■ Task goal ■
Your job is to retype all of the data word for word, leaving every image out.

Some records
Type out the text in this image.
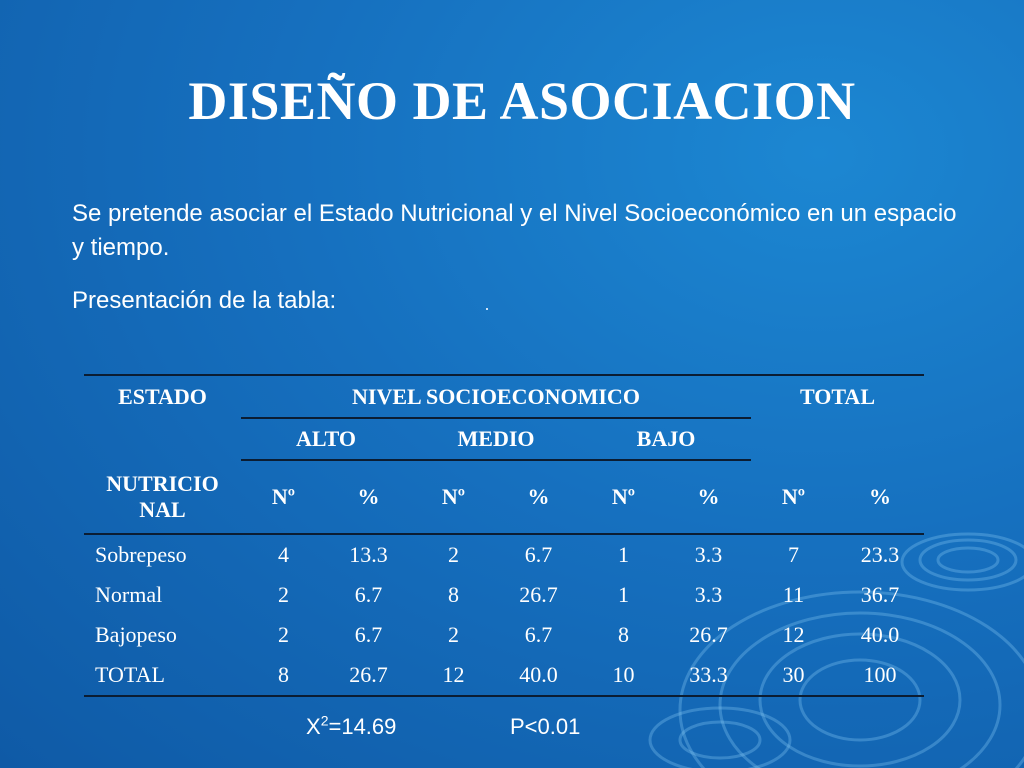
DISEÑO DE ASOCIACION

Se pretende asociar el Estado Nutricional y el Nivel Socioeconómico en un espacio y tiempo.

Presentación de la tabla:

ESTADO	NIVEL SOCIOECONOMICO						TOTAL	
	ALTO		MEDIO		BAJO			
NUTRICIO NAL	Nº	%	Nº	%	Nº	%	Nº	%
Sobrepeso	4	13.3	2	6.7	1	3.3	7	23.3
Normal	2	6.7	8	26.7	1	3.3	11	36.7
Bajopeso	2	6.7	2	6.7	8	26.7	12	40.0
TOTAL	8	26.7	12	40.0	10	33.3	30	100
$X^2=14.69$	P<0.01
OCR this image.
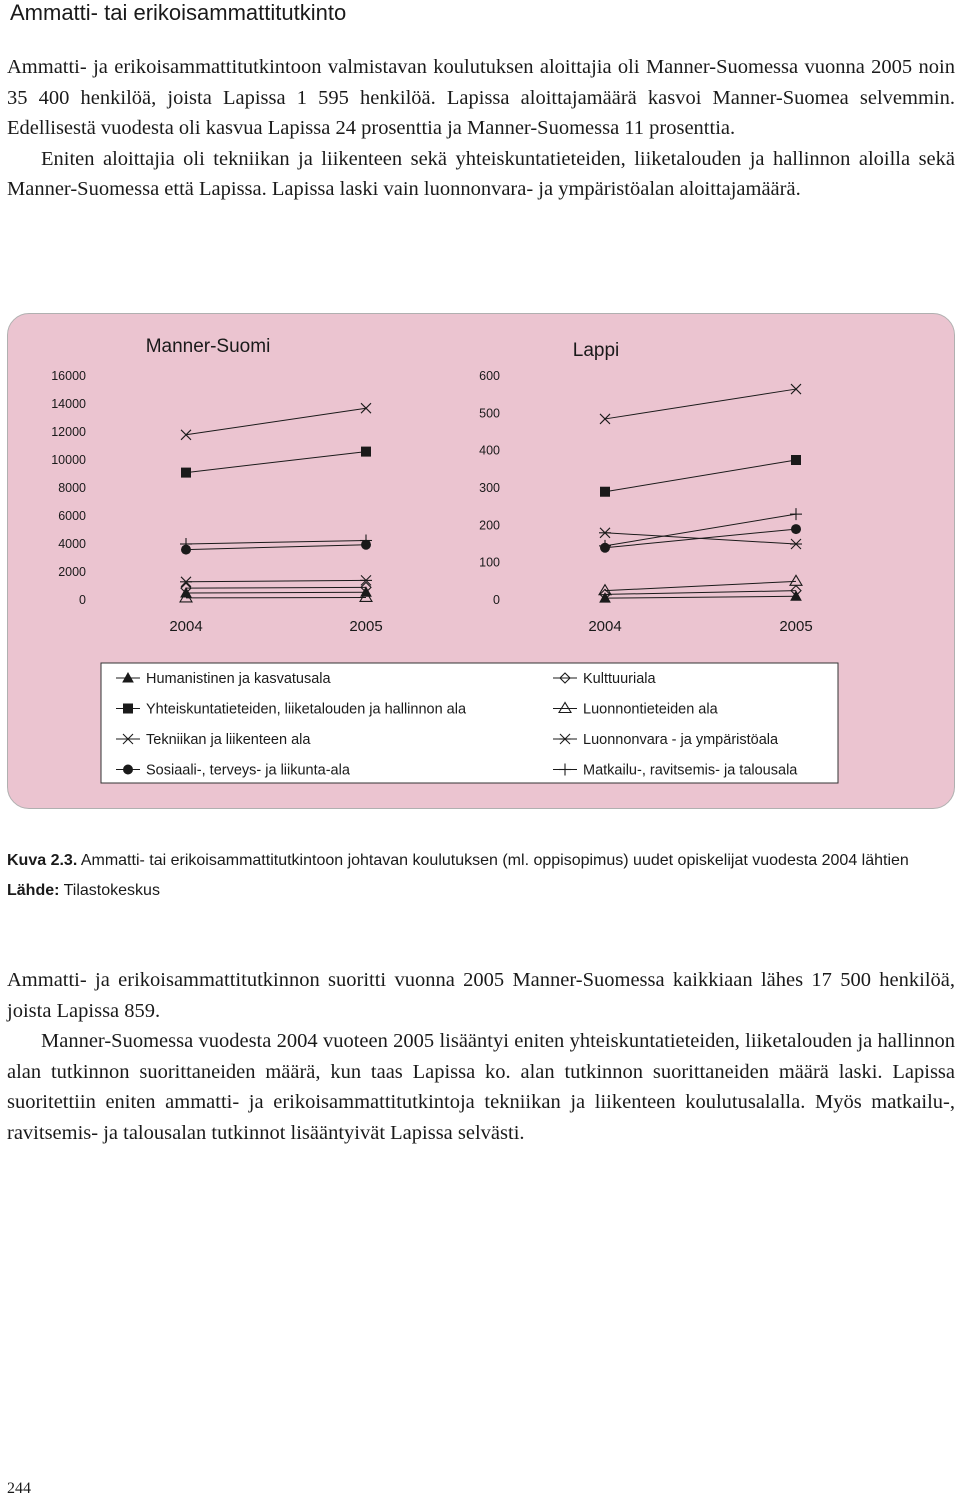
Ammatti- tai erikoisammattitutkinto

Ammatti- ja erikoisammattitutkintoon valmistavan koulutuksen aloittajia oli Manner-Suomessa vuonna 2005 noin 35 400 henkilöä, joista Lapissa 1 595 henkilöä. Lapissa aloittajamäärä kasvoi Manner-Suomea selvemmin. Edellisestä vuodesta oli kasvua Lapissa 24 prosenttia ja Manner-Suomessa 11 prosenttia.

Eniten aloittajia oli tekniikan ja liikenteen sekä yhteiskuntatieteiden, liiketalouden ja hallinnon aloilla sekä Manner-Suomessa että Lapissa. Lapissa laski vain luonnonvara- ja ympäristöalan aloittajamäärä.

Manner-Suomi
0
2000
4000
6000
8000
10000
12000
14000
16000
2004	2005
Lappi
0
100
200
300
400
500
600
2004	2005
Humanistinen ja kasvatusala
Yhteiskuntatieteiden, liiketalouden ja hallinnon ala
Tekniikan ja liikenteen ala
Sosiaali-, terveys- ja liikunta-ala
Kulttuuriala
Luonnontieteiden ala
Luonnonvara - ja ympäristöala
Matkailu-, ravitsemis- ja talousala

Kuva 2.3. Ammatti- tai erikoisammattitutkintoon johtavan koulutuksen (ml. oppisopimus) uudet opiskelijat vuodesta 2004 lähtien

Lähde: Tilastokeskus

Ammatti- ja erikoisammattitutkinnon suoritti vuonna 2005 Manner-Suomessa kaikkiaan lähes 17 500 henkilöä, joista Lapissa 859.

Manner-Suomessa vuodesta 2004 vuoteen 2005 lisääntyi eniten yhteiskuntatieteiden, liiketalouden ja hallinnon alan tutkinnon suorittaneiden määrä, kun taas Lapissa ko. alan tutkinnon suorittaneiden määrä laski. Lapissa suoritettiin eniten ammatti- ja erikoisammattitutkintoja tekniikan ja liikenteen koulutusalalla. Myös matkailu-, ravitsemis- ja talousalan tutkinnot lisääntyivät Lapissa selvästi.

244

■ Solution to the problem ■
Type out the text in this image.
DISEÑO DE ASOCIACION

Se pretende asociar el Estado Nutricional y el Nivel Socioeconómico en un espacio y tiempo.

Presentación de la tabla:

ESTADO	NIVEL SOCIOECONOMICO						TOTAL	
	ALTO		MEDIO		BAJO			
NUTRICIO NAL	Nº	%	Nº	%	Nº	%	Nº	%
Sobrepeso	4	13.3	2	6.7	1	3.3	7	23.3
Normal	2	6.7	8	26.7	1	3.3	11	36.7
Bajopeso	2	6.7	2	6.7	8	26.7	12	40.0
TOTAL	8	26.7	12	40.0	10	33.3	30	100
$X^2=14.69$	P<0.01
OCR this image.
Ammatti- tai erikoisammattitutkinto

Ammatti- ja erikoisammattitutkintoon valmistavan koulutuksen aloittajia oli Manner-Suomessa vuonna 2005 noin 35 400 henkilöä, joista Lapissa 1 595 henkilöä. Lapissa aloittajamäärä kasvoi Manner-Suomea selvemmin. Edellisestä vuodesta oli kasvua Lapissa 24 prosenttia ja Manner-Suomessa 11 prosenttia.

Eniten aloittajia oli tekniikan ja liikenteen sekä yhteiskuntatieteiden, liiketalouden ja hallinnon aloilla sekä Manner-Suomessa että Lapissa. Lapissa laski vain luonnonvara- ja ympäristöalan aloittajamäärä.

Manner-Suomi
0
2000
4000
6000
8000
10000
12000
14000
16000
2004	2005
Lappi
0
100
200
300
400
500
600
2004	2005
Humanistinen ja kasvatusala
Yhteiskuntatieteiden, liiketalouden ja hallinnon ala
Tekniikan ja liikenteen ala
Sosiaali-, terveys- ja liikunta-ala
Kulttuuriala
Luonnontieteiden ala
Luonnonvara - ja ympäristöala
Matkailu-, ravitsemis- ja talousala

Kuva 2.3. Ammatti- tai erikoisammattitutkintoon johtavan koulutuksen (ml. oppisopimus) uudet opiskelijat vuodesta 2004 lähtien

Lähde: Tilastokeskus

Ammatti- ja erikoisammattitutkinnon suoritti vuonna 2005 Manner-Suomessa kaikkiaan lähes 17 500 henkilöä, joista Lapissa 859.

Manner-Suomessa vuodesta 2004 vuoteen 2005 lisääntyi eniten yhteiskuntatieteiden, liiketalouden ja hallinnon alan tutkinnon suorittaneiden määrä, kun taas Lapissa ko. alan tutkinnon suorittaneiden määrä laski. Lapissa suoritettiin eniten ammatti- ja erikoisammattitutkintoja tekniikan ja liikenteen koulutusalalla. Myös matkailu-, ravitsemis- ja talousalan tutkinnot lisääntyivät Lapissa selvästi.

244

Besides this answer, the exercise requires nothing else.